→ WHAT THE EXERCISE ASKS: Pull out every line of the listing below where "title" appears.

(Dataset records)
[START]

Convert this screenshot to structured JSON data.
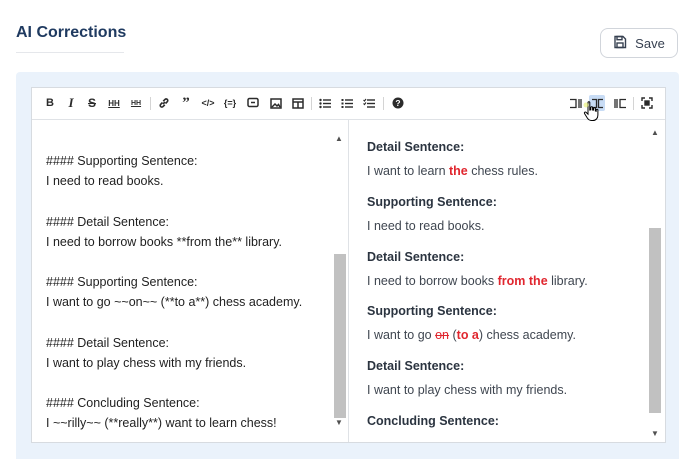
{
  "page": {
    "title": "AI Corrections"
  },
  "save_button": {
    "label": "Save",
    "icon": "floppy-disk-icon"
  },
  "toolbar": {
    "left_tools": [
      "bold-icon",
      "italic-icon",
      "strikethrough-icon",
      "heading-icon",
      "heading-smaller-icon",
      "link-icon",
      "quote-icon",
      "code-icon",
      "code-block-icon",
      "comment-icon",
      "image-icon",
      "table-icon",
      "unordered-list-icon",
      "ordered-list-icon",
      "checklist-icon",
      "help-icon"
    ],
    "right_tools": [
      "editor-only-icon",
      "side-by-side-icon",
      "preview-only-icon",
      "fullscreen-icon"
    ],
    "active_tool": "side-by-side-icon"
  },
  "source_lines": [
    "#### Supporting Sentence:",
    "I need to read books.",
    "#### Detail Sentence:",
    "I need to borrow books **from the** library.",
    "#### Supporting Sentence:",
    "I want to go ~~on~~ (**to a**) chess academy.",
    "#### Detail Sentence:",
    "I want to play chess with my friends.",
    "#### Concluding Sentence:",
    "I ~~rilly~~ (**really**) want to learn chess!"
  ],
  "preview": {
    "headings": [
      "Detail Sentence:",
      "Supporting Sentence:",
      "Detail Sentence:",
      "Supporting Sentence:",
      "Detail Sentence:",
      "Concluding Sentence:"
    ],
    "p1_pre": "I want to learn ",
    "p1_hl": "the",
    "p1_post": " chess rules.",
    "p2": "I need to read books.",
    "p3_pre": "I need to borrow books ",
    "p3_hl": "from the",
    "p3_post": " library.",
    "p4_pre": "I want to go ",
    "p4_strike": "on",
    "p4_open": " (",
    "p4_hl": "to a",
    "p4_close": ") chess academy.",
    "p5": "I want to play chess with my friends."
  },
  "colors": {
    "highlight": "#e0262e",
    "title": "#1f3a60",
    "panel": "#eaf2fb"
  }
}
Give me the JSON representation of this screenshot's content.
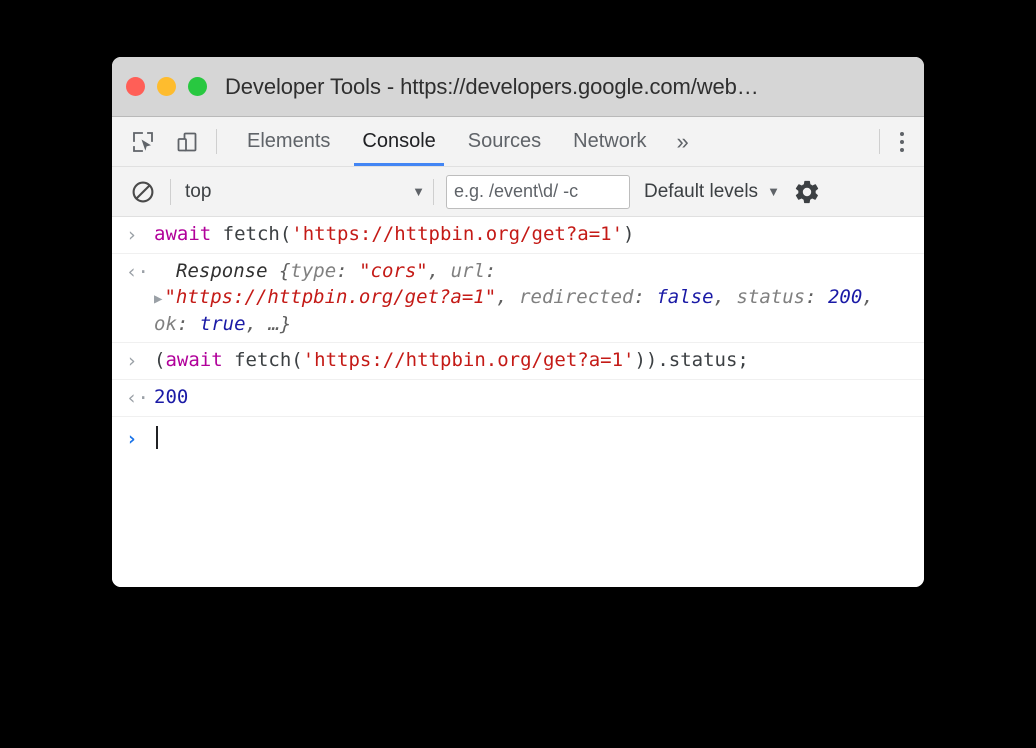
{
  "window": {
    "title": "Developer Tools - https://developers.google.com/web…",
    "traffic_lights": [
      {
        "name": "close",
        "color": "#ff5f57"
      },
      {
        "name": "minimize",
        "color": "#febc2e"
      },
      {
        "name": "maximize",
        "color": "#28c840"
      }
    ]
  },
  "tabbar": {
    "icons": [
      {
        "name": "inspect-element-icon",
        "label": "Inspect element"
      },
      {
        "name": "device-toolbar-icon",
        "label": "Toggle device toolbar"
      }
    ],
    "tabs": [
      {
        "label": "Elements",
        "active": false
      },
      {
        "label": "Console",
        "active": true
      },
      {
        "label": "Sources",
        "active": false
      },
      {
        "label": "Network",
        "active": false
      }
    ],
    "more_label": "»",
    "menu_label": "Customize and control DevTools",
    "active_underline_color": "#4285f4"
  },
  "console_toolbar": {
    "clear_label": "Clear console",
    "context": "top",
    "context_caret": "▼",
    "filter_placeholder": "e.g. /event\\d/ -c",
    "filter_value": "",
    "levels_label": "Default levels",
    "levels_caret": "▼",
    "settings_label": "Console settings"
  },
  "console": {
    "entries": [
      {
        "kind": "input",
        "gutter": "›",
        "tokens": [
          {
            "t": "await",
            "c": "kw"
          },
          {
            "t": " fetch(",
            "c": "plain"
          },
          {
            "t": "'https://httpbin.org/get?a=1'",
            "c": "str"
          },
          {
            "t": ")",
            "c": "plain"
          }
        ]
      },
      {
        "kind": "output",
        "gutter": "‹·",
        "object": {
          "name": "Response",
          "open_brace": " {",
          "triangle": "▶",
          "props": [
            {
              "key": "type",
              "value": "\"cors\"",
              "type": "string"
            },
            {
              "key": "url",
              "value": "\"https://httpbin.org/get?a=1\"",
              "type": "string"
            },
            {
              "key": "redirected",
              "value": "false",
              "type": "boolean"
            },
            {
              "key": "status",
              "value": "200",
              "type": "number"
            },
            {
              "key": "ok",
              "value": "true",
              "type": "boolean"
            }
          ],
          "ellipsis": "…",
          "close_brace": "}"
        }
      },
      {
        "kind": "input",
        "gutter": "›",
        "tokens": [
          {
            "t": "(",
            "c": "plain"
          },
          {
            "t": "await",
            "c": "kw"
          },
          {
            "t": " fetch(",
            "c": "plain"
          },
          {
            "t": "'https://httpbin.org/get?a=1'",
            "c": "str"
          },
          {
            "t": ")).status;",
            "c": "plain"
          }
        ]
      },
      {
        "kind": "output",
        "gutter": "‹·",
        "tokens": [
          {
            "t": "200",
            "c": "num"
          }
        ]
      },
      {
        "kind": "prompt",
        "gutter": "›",
        "value": ""
      }
    ]
  },
  "colors": {
    "accent": "#4285f4",
    "keyword": "#b1009a",
    "string": "#c41a16",
    "number": "#1a1aa6",
    "prompt": "#1a73e8",
    "page_background": "#000000"
  }
}
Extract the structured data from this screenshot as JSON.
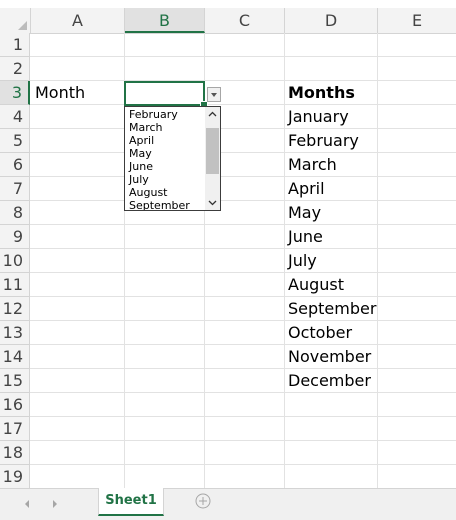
{
  "columns": [
    "A",
    "B",
    "C",
    "D",
    "E"
  ],
  "rows": [
    "1",
    "2",
    "3",
    "4",
    "5",
    "6",
    "7",
    "8",
    "9",
    "10",
    "11",
    "12",
    "13",
    "14",
    "15",
    "16",
    "17",
    "18",
    "19"
  ],
  "selected_column": "B",
  "selected_row": "3",
  "cells": {
    "A3": "Month",
    "D3": "Months",
    "D4": "January",
    "D5": "February",
    "D6": "March",
    "D7": "April",
    "D8": "May",
    "D9": "June",
    "D10": "July",
    "D11": "August",
    "D12": "September",
    "D13": "October",
    "D14": "November",
    "D15": "December"
  },
  "dropdown": {
    "visible_options": [
      "February",
      "March",
      "April",
      "May",
      "June",
      "July",
      "August",
      "September"
    ]
  },
  "sheet_tabs": [
    "Sheet1"
  ],
  "active_sheet": "Sheet1",
  "colors": {
    "accent": "#217346",
    "header_bg": "#f3f3f3",
    "gridline": "#e2e2e2"
  },
  "icons": [
    "select-all-corner-icon",
    "dropdown-arrow-icon",
    "scroll-up-icon",
    "scroll-down-icon",
    "tab-prev-icon",
    "tab-next-icon",
    "add-sheet-icon"
  ]
}
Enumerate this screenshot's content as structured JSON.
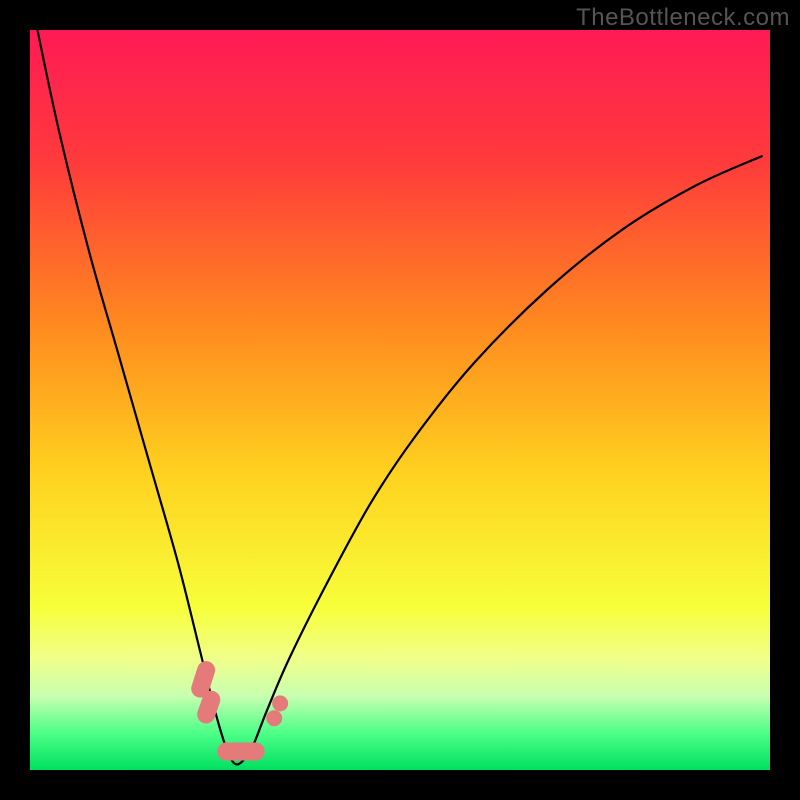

[END]

→ RESPONSE TO THE TASK:
    "title": "AI Corrections"
    "title": "#1f3a60",
    "title": "Developer Tools - https://developers.google.com/web…",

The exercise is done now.